### Passage to read:

“A people without the knowledge of their past history, origin and culture is like a tree without roots.” – Marcus Garvey, a Jamaican-born black nationalist who created a ‘Back to Africa’ movement in the US in the early 1900s.
Back to an African Sudan is where 25-year-old American-Sudanese hip hop artist and actor, Ramey Dawoud, is taking people with his new album, Kashta. Through music, Ramey hopes to start a new movement in Sudanese and African hip hop which spreads messages of self-love and embracing one’s African roots. Kashta, which literally means ‘the Kushite’, is believed to be the founder of the 25th Kushite dynasty. He ruled Nubia from Napata, which is 400 km north of Khartoum. He was the first Kushite king known to have expanded his kingdom’s influence into Upper Egypt.
For those familiar with Ramey’s music, he promises Kashta will stand out from anything he has produced before. “It’s not what you would expect from a hip hop album but it’s not entirely Sudanese either. It’s a blend of both – east meets west,” explains Ramey. Instruments such as tar and kisir (tambour) will be heard across 11 tracks in English, Arabic and even Nubian – all written by Ramey himself. In addition, listeners should expect to hear plenty of Kushitic and African references throughout Kashta.
Although fascinated by African history and culture, Ramey spent most of his life abroad, mostly in Kansas, US, which is where he is currently based. “I never actually lived in Sudan. The way I grew up though, was Sudanese. My parents always made sure we were involved in the Sudanese community one way or another. While in Egypt, we were constantly around other Sudanese people. Also, visiting the Nubian Club of Alexandria was a regular part of my life. When we first moved to the US, there was a very tight community of Sudanese, many of whom had recently arrived like my family,” explains Ramey.
The conception of Kashta took place in 2014 during Ramey’s last visit to Sudan. “My cousin who was about 11 years old at the time asked me to help her study for her history exam. As I looked through her books, I wasn’t surprised but disappointed to see how much of Sudan’s early history is being neglected. I was very disappointed by the lack of focus on African/Sudanese history. An African country that refuses to teach its youth their true history is just unacceptable and it’s just another way for the current government to push their plans of complete Arabization of the people,” said Ramey. As a result, he says, the later generations will not have knowledge of whom they truly are and therefore, they will become damaged and lost.

### Recorded data:
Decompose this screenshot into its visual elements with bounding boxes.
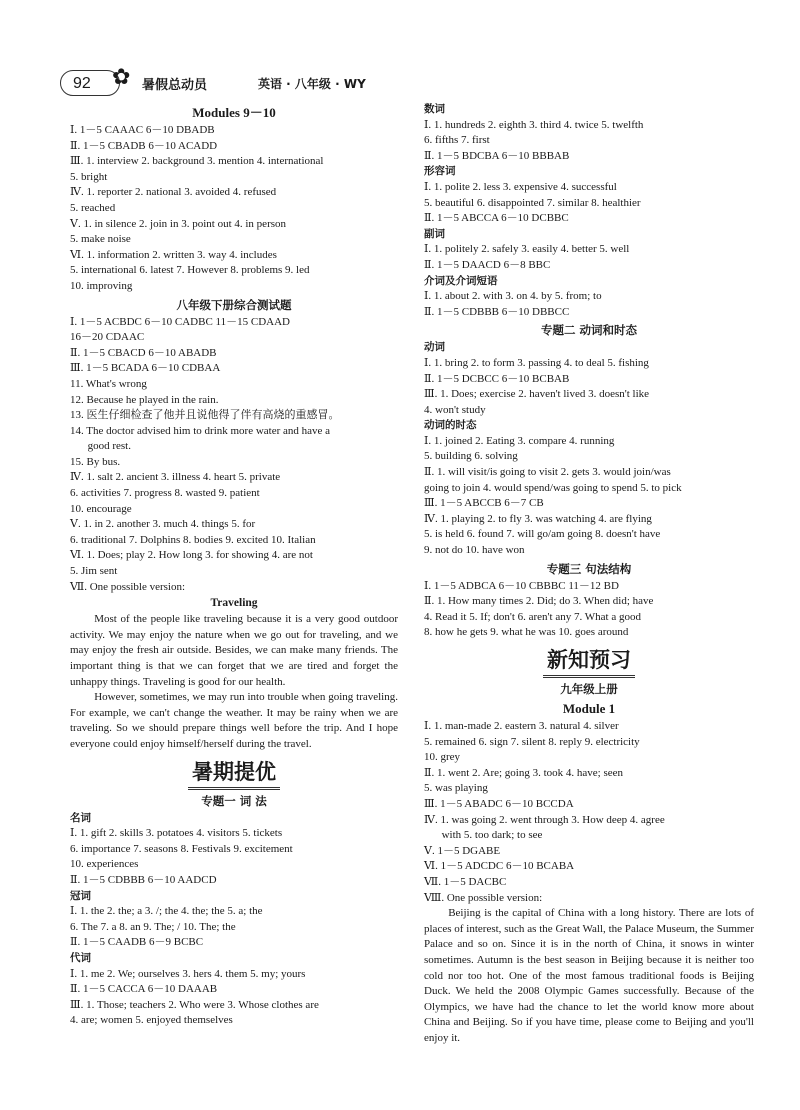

### Tasks to carry out:
1. According to the article on Ramey Dawoud, how far is Napata from Khartoum?
2. Proceed with the article on Ramey Dawoud's album Kashta, writing on from its final sentence.
The listing is material apart from the article on Ramey Dawoud.

### Response list:
1. Napata is 400 km north of Khartoum.

2.
“I want our youth to know that their grandparents were some of the greatest queens, kings, warriors, and thinkers of all time, even mentioned in God’s books. The face you see in the mirror is the face of someone who has taught the world mathematics, astrology, psychology, and birthed human civilization,” Ramey said. Believing that true liberation begins at a mental level, he said in order for Sudan to be able to move forward, people need to achieve mental liberation and learn to love themselves.
Created within six months, Kashta is Ramey’s fourth album – or project as he refers to his albums. In 2006, Ramey released a mix-tape as part of The Ambassadors, which was a hip hop duo of Ramey and H.A. Kareem who became Ramey’s main producer since. In 2008, he released his first solo project, Diary of a Menace, and then came Reflections EP in 2013. Kashta will include a few rerecorded tracks from Ramey’s previous projects such as Thank You, which comes from The Ambassadors project.
Ramey will release Kashta on 28 May 2016. He has already given people a sneak peek of what the new album has in store when he released the music video of The Mugran on 23 April 2016. The video takes viewers on a trip across Sudan starting out west in Darfur, passing through Kordofan, the Blue Nile region, making a stop in Kassala and the Red Sea, visits AlButana, and finally rides the Nile up north through Nubia. “It focuses on the beauty of Sudan and its people. Steering away from the violence we are used to hearing about, it attempts to remind people of our loving nature and provides a sense of hope,” explains Ramey. The name of the song, The Mugran, refers to the confluence of the two Niles, where the Blue and White Nile meet in Khartoum.
In one of the songs in Kashta, Sahara Onatti, which means ‘Saharan moon’, Ramey will rap in his native language, Nubian, for the first time. The song, which features the Sudanese-American music artist Mosno AlMoseeki, is about “Africans being a lost people. Here I personify the continent and asking, almost in a begging manner, for the Saharan moon to guide us back to where we belong,” explains Ramey. “With the current situation with the dams and the possible flooding and relocation of the Nubian people, I want them to know that there are those of us that share that pain and want to share their stories with the world. I want them, back home and elsewhere, to know that there is a generation that knows what is going on and is not afraid to speak about it,” he says.
In addition to Mosno AlMoseeki, the new album will feature the voice of Sanaa Armao and Sammany Hajo who is producing three tracks alongside Mosno and H.A. Kareem. Ramey says there may be a surprise guest which will be revealed once the album is released.
Kashta also includes a track called Hiding Place dedicated to African women especially in Sudan. “Our little girls grow up playing with white Barbies, watching Turkish and Indian television series, and they never see successful people who look like them. That leads to self-hate, which is a huge issue in Sudan and throughout the continent. Hiding Place is my attempt to let our sisters know they are loved and that they don’t need to be ashamed of who they are.. “stop hiding your face, there ain’t no hiding place,” explains Ramey.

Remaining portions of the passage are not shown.